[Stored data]
+++++

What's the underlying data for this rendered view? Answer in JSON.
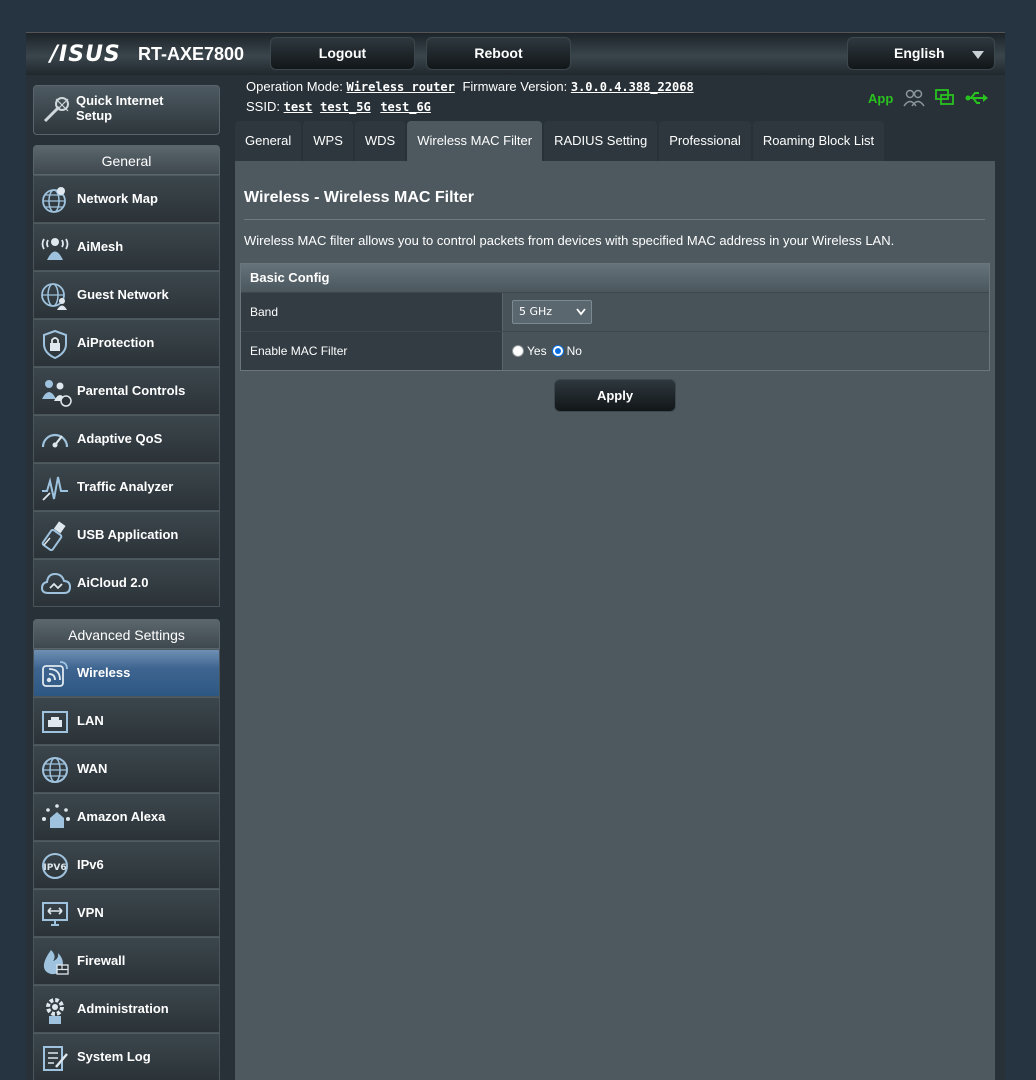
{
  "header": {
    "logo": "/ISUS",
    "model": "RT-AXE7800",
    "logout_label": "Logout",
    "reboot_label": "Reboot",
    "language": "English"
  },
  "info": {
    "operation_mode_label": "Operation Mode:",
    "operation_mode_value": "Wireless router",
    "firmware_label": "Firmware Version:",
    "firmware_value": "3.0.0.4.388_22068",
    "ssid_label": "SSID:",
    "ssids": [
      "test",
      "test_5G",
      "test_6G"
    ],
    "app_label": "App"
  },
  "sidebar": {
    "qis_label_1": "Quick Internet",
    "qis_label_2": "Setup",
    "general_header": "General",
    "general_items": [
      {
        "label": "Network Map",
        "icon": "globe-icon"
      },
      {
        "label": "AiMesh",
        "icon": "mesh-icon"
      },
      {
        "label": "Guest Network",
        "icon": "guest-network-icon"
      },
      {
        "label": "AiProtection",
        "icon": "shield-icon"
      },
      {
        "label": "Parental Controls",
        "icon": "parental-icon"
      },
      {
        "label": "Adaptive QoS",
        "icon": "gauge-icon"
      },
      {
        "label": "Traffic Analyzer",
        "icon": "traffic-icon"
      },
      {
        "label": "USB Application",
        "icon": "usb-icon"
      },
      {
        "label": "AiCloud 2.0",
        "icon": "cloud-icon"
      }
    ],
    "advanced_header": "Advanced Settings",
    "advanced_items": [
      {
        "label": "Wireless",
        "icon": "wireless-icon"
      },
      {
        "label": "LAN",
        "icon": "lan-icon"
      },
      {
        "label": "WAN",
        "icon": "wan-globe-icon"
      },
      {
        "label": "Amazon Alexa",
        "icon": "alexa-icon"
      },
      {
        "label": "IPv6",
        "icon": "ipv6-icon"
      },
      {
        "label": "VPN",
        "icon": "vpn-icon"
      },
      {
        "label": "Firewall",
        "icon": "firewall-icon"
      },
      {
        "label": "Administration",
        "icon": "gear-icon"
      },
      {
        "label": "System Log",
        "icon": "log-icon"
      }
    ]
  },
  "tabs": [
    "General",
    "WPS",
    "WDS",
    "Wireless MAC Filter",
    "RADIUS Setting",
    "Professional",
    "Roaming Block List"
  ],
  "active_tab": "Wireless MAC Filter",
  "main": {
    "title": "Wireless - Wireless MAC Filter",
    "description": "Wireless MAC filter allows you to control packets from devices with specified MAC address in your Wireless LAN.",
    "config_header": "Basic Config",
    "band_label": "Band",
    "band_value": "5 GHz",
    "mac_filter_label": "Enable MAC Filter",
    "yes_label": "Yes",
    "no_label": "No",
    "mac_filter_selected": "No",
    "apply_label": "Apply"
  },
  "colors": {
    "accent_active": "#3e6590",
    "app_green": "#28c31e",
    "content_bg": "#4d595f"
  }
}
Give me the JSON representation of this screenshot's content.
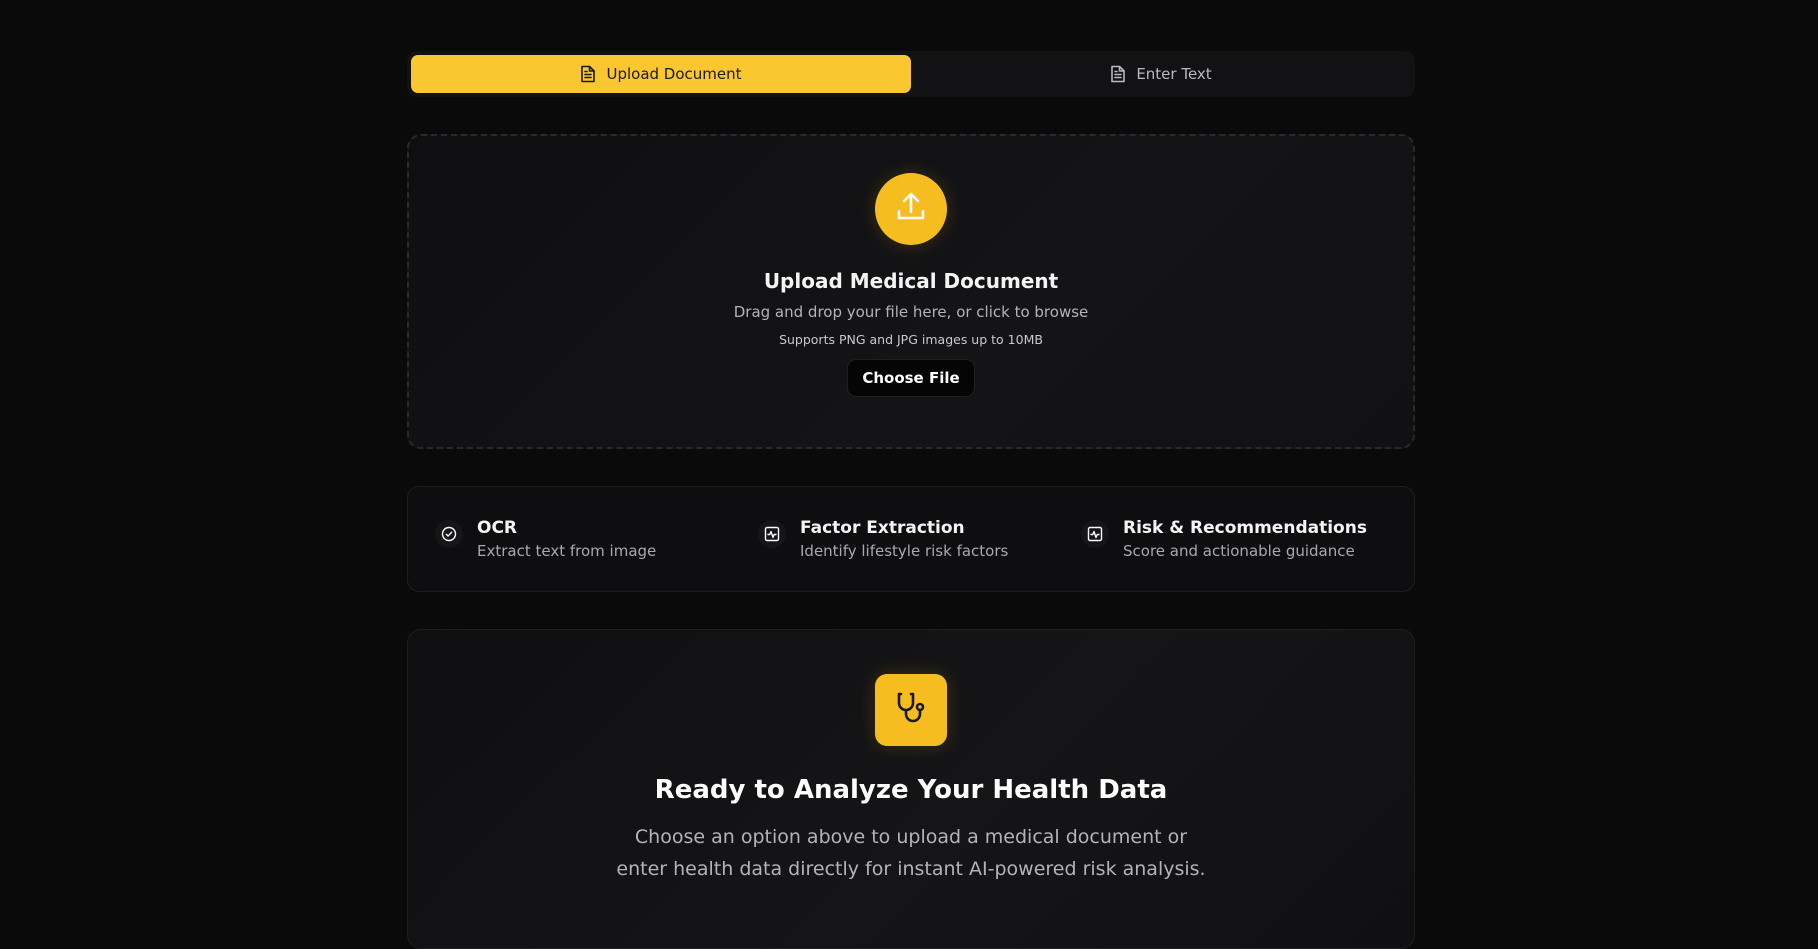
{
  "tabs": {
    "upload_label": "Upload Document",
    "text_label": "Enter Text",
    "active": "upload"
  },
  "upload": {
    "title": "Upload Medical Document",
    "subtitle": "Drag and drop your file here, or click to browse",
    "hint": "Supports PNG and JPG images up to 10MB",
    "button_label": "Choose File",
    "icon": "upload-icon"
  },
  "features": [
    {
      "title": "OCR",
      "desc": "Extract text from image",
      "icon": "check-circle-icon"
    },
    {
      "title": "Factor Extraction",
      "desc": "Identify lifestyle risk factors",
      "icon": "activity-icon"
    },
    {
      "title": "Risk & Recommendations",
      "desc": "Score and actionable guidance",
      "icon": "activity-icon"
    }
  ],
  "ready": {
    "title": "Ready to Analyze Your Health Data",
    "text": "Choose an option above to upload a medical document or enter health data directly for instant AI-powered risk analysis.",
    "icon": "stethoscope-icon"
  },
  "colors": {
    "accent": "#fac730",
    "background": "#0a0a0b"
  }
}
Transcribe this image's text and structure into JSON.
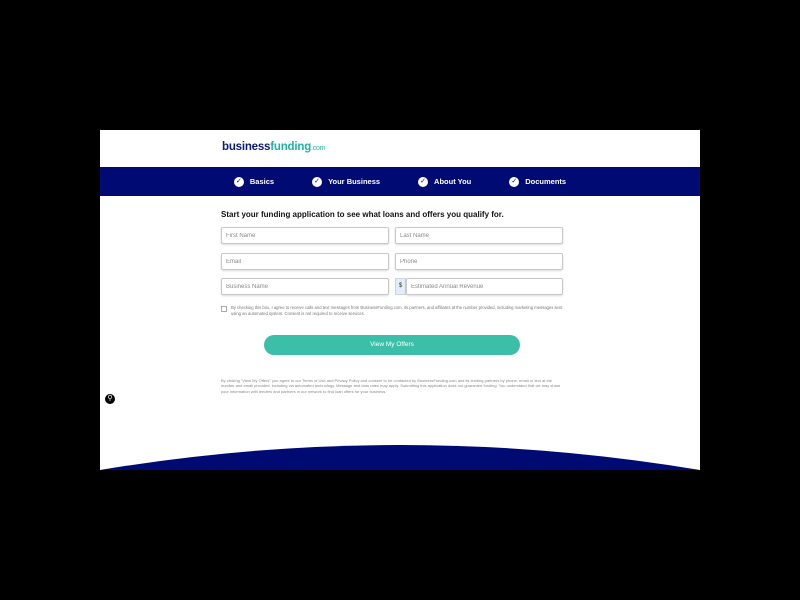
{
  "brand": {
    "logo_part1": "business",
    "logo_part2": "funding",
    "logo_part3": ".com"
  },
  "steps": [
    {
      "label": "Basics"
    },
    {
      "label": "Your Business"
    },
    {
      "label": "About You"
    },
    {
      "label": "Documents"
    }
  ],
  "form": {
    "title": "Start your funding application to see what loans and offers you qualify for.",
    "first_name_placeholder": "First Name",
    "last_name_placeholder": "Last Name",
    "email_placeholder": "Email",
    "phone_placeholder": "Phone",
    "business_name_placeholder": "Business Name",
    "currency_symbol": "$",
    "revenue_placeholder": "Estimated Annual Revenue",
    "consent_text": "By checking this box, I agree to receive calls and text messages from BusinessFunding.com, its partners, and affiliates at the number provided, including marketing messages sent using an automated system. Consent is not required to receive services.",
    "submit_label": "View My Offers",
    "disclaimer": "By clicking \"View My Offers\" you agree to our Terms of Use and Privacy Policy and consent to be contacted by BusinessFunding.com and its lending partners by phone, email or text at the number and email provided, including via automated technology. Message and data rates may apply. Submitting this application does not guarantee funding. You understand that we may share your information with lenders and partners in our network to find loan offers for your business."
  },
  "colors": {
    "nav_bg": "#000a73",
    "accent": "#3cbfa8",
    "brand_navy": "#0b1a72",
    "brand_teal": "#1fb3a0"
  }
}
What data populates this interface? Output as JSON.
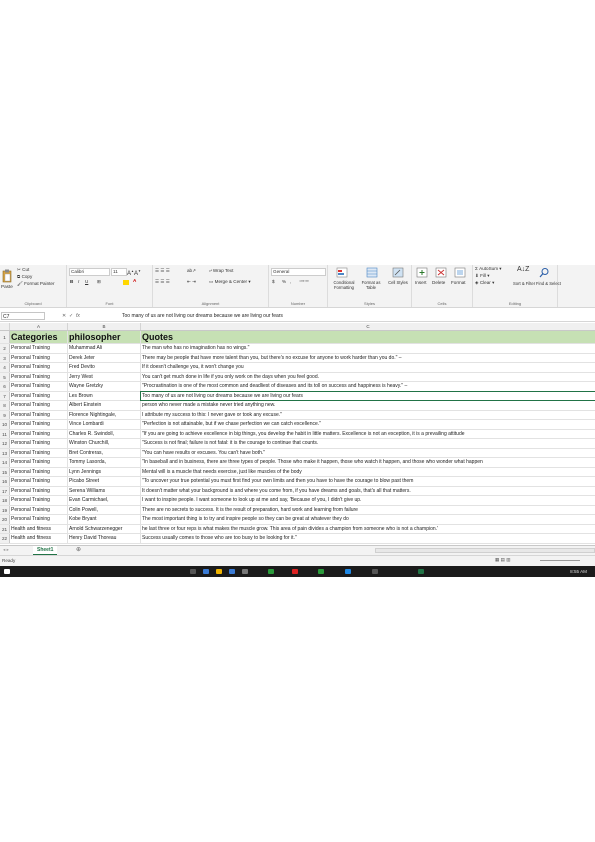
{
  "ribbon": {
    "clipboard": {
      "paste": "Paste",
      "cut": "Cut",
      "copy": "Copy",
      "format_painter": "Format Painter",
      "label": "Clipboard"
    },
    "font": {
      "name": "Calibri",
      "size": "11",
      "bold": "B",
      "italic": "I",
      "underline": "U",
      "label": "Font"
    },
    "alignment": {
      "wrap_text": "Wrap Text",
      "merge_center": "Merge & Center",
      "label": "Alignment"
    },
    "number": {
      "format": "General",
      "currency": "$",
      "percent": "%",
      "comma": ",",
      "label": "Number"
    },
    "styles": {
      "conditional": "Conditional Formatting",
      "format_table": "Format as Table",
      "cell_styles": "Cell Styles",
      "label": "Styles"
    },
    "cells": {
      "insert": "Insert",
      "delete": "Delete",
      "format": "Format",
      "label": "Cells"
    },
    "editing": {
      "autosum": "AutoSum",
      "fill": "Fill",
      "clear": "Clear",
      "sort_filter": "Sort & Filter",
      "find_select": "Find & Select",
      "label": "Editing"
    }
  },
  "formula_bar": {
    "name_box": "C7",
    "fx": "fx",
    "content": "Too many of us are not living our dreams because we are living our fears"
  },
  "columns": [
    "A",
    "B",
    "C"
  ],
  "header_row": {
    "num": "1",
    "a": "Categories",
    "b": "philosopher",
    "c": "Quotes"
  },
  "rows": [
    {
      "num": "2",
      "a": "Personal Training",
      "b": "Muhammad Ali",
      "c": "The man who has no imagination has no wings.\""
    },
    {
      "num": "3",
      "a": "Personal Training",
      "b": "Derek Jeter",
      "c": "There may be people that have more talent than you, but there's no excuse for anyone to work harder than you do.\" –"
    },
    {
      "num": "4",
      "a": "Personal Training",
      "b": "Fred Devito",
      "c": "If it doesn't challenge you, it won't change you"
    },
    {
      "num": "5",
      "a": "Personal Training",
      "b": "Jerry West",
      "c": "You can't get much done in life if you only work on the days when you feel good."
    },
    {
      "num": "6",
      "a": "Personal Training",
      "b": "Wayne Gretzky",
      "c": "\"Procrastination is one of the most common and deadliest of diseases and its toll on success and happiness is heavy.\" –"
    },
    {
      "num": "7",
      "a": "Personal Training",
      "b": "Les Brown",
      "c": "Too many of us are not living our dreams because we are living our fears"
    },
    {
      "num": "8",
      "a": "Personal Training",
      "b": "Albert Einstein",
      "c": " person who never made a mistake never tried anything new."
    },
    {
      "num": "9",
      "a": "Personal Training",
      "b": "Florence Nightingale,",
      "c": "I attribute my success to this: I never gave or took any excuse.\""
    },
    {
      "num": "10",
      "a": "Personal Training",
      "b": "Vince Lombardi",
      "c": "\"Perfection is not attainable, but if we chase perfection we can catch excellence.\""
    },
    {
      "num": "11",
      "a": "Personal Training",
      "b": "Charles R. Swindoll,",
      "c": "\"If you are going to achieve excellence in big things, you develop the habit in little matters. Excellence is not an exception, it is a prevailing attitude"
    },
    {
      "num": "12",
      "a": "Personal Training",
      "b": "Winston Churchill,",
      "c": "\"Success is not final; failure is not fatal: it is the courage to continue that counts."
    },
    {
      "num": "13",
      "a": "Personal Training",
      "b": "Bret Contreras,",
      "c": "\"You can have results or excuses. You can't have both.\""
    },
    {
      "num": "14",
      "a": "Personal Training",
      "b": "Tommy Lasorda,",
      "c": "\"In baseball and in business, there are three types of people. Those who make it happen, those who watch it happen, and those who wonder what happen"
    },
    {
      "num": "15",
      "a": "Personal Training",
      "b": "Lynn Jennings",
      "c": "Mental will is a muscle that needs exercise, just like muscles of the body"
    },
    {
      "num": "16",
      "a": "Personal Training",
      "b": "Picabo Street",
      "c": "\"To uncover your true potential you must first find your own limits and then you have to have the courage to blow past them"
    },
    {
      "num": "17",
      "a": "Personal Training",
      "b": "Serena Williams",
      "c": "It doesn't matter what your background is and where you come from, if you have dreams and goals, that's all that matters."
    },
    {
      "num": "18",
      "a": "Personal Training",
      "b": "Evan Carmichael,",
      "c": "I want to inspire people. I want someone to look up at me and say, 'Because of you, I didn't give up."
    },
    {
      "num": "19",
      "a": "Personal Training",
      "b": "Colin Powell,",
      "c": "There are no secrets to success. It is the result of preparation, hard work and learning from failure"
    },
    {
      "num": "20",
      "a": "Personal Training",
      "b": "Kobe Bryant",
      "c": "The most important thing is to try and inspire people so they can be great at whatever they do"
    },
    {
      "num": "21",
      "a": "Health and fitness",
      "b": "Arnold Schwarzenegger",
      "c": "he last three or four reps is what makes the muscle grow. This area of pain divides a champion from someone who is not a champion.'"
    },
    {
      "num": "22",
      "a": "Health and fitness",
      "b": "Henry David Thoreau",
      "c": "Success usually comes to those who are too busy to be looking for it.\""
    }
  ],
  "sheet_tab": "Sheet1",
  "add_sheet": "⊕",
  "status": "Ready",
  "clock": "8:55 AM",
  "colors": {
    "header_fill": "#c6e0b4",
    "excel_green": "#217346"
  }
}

+++++

Aim — Return from the data every line that holds "agree".

Solution for this exercise —
    "consent_text": "By checking this box, I agree to receive calls and text messages from BusinessFunding.com, its partners, and affiliates at the number provided, including marketing messages sent using an automated system. Consent is not required to receive services.",
    "disclaimer": "By clicking \"View My Offers\" you agree to our Terms of Use and Privacy Policy and consent to be contacted by BusinessFunding.com and its lending partners by phone, email or text at the number and email provided, including via automated technology. Message and data rates may apply. Submitting this application does not guarantee funding. You understand that we may share your information with lenders and partners in our network to find loan offers for your business."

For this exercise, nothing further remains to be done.